→ **Exercise instructions**
Assemble all lines in which the string "name" appears.

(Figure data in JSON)
※

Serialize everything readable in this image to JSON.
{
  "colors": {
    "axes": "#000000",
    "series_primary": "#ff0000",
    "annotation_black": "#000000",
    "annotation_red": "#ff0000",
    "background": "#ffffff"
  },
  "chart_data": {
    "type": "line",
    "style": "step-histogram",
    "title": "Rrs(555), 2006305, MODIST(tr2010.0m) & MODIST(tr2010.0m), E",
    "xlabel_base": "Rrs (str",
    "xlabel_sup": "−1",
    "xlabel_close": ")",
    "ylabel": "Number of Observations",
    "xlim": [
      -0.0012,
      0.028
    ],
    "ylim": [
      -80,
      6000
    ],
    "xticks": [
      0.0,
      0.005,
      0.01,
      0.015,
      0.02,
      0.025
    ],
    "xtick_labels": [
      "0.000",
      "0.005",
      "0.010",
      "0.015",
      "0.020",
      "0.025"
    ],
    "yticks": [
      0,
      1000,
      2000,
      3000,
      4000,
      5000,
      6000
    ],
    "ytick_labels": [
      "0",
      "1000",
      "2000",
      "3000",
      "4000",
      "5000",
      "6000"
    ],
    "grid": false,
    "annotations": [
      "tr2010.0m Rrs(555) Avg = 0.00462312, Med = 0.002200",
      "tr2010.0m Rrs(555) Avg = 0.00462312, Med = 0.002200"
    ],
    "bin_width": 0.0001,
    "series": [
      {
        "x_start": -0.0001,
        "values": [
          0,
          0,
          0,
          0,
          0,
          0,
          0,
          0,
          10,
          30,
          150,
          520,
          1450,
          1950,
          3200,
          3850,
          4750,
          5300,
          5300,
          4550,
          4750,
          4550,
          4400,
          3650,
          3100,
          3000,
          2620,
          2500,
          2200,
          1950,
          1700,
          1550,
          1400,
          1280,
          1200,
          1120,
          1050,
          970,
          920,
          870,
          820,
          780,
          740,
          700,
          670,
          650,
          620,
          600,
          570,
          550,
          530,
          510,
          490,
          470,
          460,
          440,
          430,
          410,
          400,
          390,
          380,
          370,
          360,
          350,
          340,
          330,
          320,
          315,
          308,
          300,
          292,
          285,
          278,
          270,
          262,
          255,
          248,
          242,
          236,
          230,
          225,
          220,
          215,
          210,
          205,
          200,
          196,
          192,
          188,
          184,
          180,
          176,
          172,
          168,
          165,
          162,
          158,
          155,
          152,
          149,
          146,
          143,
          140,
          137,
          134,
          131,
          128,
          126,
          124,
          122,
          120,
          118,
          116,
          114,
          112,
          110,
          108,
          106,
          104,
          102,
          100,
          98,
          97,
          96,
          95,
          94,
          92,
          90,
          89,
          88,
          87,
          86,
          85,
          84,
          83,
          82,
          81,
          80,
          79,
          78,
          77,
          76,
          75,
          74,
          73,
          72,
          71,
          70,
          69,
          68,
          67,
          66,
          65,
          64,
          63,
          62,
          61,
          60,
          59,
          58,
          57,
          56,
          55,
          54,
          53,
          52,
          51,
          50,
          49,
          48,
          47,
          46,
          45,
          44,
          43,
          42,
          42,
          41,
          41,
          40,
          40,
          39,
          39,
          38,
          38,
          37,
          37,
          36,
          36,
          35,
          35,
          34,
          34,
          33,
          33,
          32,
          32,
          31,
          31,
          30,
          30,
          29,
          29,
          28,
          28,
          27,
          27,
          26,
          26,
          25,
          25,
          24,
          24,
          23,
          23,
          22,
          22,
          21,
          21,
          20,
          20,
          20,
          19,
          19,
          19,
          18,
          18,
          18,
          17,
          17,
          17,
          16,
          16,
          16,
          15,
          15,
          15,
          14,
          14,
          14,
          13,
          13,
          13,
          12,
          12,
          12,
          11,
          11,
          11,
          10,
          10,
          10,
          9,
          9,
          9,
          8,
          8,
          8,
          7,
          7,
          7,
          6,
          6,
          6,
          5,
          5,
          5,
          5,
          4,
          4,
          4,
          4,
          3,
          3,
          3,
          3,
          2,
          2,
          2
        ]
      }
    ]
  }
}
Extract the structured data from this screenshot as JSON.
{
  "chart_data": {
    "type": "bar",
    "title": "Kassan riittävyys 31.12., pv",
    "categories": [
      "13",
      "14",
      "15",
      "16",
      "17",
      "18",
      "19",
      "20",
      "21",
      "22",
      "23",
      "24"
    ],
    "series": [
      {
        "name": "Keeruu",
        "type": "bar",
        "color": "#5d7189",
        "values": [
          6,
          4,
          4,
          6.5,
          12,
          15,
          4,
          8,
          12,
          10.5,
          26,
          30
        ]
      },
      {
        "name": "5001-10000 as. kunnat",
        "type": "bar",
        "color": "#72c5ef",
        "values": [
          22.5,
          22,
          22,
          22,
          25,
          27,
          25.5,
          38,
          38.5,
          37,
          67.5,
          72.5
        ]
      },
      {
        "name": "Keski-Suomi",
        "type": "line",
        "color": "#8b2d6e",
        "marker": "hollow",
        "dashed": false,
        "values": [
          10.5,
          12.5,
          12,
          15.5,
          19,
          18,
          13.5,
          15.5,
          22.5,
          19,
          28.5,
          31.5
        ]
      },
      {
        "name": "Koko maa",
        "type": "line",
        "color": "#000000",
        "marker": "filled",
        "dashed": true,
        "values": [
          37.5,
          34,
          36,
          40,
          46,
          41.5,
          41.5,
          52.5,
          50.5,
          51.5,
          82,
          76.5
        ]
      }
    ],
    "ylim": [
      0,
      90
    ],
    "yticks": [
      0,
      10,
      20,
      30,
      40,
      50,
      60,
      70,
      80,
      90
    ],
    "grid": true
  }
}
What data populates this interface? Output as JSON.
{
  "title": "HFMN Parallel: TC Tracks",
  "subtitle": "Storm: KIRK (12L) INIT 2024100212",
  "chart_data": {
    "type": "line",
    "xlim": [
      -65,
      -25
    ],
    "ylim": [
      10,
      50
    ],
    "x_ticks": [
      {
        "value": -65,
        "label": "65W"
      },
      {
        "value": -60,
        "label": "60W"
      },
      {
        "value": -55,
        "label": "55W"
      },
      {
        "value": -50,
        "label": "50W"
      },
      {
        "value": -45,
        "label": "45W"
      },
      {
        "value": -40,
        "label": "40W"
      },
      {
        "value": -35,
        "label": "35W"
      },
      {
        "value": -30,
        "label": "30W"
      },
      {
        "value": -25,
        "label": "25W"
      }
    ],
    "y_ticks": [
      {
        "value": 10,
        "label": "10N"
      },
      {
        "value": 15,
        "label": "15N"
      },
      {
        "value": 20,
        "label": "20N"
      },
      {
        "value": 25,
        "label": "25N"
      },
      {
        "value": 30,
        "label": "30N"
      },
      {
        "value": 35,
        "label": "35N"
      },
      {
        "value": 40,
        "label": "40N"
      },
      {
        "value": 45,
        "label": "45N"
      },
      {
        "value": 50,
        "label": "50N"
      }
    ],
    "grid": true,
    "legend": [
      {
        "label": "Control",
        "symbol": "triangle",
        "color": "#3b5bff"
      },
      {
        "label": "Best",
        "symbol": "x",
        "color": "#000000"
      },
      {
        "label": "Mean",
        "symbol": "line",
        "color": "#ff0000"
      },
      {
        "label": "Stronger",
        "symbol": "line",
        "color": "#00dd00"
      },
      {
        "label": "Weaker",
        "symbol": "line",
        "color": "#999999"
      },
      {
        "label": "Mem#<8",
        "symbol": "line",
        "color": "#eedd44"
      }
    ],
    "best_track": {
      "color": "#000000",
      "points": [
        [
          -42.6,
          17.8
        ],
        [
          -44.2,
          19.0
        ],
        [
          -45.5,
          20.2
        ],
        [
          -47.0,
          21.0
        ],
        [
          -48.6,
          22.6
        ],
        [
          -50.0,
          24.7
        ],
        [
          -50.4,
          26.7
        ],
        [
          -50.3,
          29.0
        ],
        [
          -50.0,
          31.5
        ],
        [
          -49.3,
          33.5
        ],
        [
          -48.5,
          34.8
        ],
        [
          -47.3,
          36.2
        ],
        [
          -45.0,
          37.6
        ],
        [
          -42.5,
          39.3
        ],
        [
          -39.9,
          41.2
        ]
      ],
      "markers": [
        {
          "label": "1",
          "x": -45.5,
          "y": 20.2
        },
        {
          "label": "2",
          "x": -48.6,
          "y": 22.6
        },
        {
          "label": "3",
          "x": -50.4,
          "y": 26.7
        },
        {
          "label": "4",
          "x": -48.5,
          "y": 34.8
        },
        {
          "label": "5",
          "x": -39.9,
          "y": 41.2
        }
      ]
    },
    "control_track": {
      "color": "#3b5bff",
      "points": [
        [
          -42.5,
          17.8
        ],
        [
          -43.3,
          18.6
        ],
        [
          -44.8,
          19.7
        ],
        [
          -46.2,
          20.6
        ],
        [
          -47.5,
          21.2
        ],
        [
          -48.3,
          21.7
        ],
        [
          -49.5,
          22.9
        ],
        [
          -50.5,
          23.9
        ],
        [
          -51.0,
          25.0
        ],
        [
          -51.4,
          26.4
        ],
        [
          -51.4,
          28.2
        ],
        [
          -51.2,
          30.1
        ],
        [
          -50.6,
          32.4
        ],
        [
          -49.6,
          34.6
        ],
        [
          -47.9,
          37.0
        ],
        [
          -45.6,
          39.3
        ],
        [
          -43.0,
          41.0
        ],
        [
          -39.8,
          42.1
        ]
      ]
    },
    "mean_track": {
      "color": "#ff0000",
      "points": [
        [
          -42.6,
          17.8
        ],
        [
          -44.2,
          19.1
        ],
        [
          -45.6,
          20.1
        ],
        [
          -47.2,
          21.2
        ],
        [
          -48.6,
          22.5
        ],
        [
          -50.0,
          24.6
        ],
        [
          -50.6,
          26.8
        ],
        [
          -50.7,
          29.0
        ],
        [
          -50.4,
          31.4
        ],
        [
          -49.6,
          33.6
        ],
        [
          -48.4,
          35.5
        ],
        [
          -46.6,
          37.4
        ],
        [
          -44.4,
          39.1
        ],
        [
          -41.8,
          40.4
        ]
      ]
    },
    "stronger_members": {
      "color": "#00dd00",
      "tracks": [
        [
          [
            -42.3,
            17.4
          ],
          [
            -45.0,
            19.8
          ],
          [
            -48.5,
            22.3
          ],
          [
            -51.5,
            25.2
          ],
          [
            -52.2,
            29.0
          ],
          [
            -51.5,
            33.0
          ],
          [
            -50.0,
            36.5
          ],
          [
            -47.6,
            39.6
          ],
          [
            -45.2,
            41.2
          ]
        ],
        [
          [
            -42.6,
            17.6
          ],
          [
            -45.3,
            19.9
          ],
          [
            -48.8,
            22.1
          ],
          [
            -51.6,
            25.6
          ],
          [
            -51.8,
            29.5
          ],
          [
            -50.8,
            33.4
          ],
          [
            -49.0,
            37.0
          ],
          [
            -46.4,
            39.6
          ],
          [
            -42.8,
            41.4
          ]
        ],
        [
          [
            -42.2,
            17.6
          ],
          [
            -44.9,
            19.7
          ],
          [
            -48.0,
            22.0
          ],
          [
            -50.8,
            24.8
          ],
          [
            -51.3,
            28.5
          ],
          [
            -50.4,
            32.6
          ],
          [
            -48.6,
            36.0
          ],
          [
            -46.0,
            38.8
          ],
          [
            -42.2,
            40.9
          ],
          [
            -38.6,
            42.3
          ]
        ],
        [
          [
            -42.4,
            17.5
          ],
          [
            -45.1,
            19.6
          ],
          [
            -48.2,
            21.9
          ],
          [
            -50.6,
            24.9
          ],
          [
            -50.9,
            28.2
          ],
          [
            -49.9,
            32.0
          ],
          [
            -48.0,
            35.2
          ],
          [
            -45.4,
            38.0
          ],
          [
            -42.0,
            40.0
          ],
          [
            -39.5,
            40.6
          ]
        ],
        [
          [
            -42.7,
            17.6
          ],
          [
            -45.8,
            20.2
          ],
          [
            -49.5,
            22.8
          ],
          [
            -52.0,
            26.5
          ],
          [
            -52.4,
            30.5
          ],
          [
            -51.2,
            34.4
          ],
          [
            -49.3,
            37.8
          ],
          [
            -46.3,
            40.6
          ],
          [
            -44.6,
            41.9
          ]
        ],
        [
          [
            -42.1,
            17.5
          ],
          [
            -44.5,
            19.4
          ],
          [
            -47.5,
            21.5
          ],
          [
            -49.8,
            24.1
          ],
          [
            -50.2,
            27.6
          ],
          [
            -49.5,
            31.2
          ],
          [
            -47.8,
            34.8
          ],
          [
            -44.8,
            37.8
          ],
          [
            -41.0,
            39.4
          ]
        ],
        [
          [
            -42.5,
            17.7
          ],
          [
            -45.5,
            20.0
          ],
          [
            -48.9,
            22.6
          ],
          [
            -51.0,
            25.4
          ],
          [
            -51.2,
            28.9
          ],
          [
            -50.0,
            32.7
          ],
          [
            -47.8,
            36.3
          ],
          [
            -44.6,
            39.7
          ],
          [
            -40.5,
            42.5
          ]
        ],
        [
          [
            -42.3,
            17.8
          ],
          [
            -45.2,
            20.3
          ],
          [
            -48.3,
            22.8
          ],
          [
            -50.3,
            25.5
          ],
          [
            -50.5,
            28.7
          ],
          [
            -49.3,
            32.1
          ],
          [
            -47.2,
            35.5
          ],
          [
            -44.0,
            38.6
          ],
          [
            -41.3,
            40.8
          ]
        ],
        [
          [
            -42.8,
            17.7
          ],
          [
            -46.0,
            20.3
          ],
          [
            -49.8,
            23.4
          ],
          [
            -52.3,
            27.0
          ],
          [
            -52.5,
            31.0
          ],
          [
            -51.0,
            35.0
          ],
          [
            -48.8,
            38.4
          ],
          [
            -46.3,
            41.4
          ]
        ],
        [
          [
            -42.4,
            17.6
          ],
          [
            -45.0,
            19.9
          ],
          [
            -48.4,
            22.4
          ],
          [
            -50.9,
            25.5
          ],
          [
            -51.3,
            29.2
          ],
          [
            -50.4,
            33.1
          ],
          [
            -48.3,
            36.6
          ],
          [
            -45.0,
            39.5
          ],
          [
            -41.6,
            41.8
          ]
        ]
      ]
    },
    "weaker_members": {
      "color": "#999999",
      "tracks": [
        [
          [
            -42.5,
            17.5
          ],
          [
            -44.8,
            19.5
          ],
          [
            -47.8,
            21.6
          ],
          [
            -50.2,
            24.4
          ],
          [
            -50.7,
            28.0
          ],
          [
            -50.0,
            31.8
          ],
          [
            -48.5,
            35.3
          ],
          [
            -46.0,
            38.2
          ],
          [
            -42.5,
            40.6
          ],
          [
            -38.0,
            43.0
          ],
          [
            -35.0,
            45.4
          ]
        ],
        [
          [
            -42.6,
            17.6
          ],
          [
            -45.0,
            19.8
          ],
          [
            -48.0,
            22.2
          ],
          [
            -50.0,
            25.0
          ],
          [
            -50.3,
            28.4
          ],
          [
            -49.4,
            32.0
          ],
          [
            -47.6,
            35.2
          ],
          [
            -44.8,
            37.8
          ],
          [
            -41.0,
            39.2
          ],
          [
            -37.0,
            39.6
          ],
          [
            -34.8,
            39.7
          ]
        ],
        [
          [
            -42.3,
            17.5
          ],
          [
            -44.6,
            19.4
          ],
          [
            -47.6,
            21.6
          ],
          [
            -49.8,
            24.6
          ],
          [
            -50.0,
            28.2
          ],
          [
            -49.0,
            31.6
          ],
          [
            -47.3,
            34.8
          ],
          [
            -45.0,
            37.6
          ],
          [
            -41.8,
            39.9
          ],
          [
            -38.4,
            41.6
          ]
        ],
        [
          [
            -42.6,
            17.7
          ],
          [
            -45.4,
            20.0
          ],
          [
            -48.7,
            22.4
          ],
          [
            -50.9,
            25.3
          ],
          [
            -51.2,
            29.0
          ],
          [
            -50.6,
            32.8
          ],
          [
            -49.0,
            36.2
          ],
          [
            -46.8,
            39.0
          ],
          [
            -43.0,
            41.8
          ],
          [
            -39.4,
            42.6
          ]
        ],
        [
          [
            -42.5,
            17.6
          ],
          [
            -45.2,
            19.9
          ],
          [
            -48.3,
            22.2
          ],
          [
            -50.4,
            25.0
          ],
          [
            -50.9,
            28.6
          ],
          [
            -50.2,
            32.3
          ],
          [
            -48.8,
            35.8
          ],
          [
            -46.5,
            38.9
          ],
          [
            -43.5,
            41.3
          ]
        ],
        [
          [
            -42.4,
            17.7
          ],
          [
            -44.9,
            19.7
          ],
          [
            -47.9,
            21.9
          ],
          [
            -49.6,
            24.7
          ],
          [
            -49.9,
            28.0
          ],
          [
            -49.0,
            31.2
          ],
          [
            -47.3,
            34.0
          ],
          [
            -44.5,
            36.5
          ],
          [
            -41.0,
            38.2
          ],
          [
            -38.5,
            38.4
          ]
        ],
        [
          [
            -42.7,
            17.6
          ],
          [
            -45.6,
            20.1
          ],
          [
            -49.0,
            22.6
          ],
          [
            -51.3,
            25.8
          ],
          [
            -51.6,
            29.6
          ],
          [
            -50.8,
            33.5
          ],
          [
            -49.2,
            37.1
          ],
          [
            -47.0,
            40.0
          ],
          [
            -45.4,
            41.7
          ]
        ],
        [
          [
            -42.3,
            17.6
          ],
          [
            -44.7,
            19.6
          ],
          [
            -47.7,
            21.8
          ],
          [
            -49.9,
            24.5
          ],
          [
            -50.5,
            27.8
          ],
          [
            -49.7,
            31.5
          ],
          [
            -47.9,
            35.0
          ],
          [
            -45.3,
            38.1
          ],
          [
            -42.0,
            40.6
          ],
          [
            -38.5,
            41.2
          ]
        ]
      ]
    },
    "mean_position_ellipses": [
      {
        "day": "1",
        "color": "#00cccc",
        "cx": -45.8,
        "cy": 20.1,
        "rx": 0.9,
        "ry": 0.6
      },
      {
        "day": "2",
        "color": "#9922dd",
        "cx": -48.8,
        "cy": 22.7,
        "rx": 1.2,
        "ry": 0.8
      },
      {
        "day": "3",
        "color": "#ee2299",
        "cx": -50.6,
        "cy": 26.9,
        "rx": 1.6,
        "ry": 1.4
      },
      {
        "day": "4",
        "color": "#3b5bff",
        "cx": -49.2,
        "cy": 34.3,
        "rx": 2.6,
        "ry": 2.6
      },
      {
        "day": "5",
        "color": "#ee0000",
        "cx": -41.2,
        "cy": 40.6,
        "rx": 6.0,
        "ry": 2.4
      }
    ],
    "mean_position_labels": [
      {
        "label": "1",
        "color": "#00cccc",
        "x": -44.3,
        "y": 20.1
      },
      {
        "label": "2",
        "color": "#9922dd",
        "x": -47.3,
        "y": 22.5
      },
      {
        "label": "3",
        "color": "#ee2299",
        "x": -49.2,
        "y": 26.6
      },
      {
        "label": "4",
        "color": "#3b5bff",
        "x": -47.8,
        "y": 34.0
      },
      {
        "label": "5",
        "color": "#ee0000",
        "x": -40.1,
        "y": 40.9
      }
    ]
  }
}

※

→ **Output for this exercise**
        "name": "Keeruu",
        "name": "5001-10000 as. kunnat",
        "name": "Keski-Suomi",
        "name": "Koko maa",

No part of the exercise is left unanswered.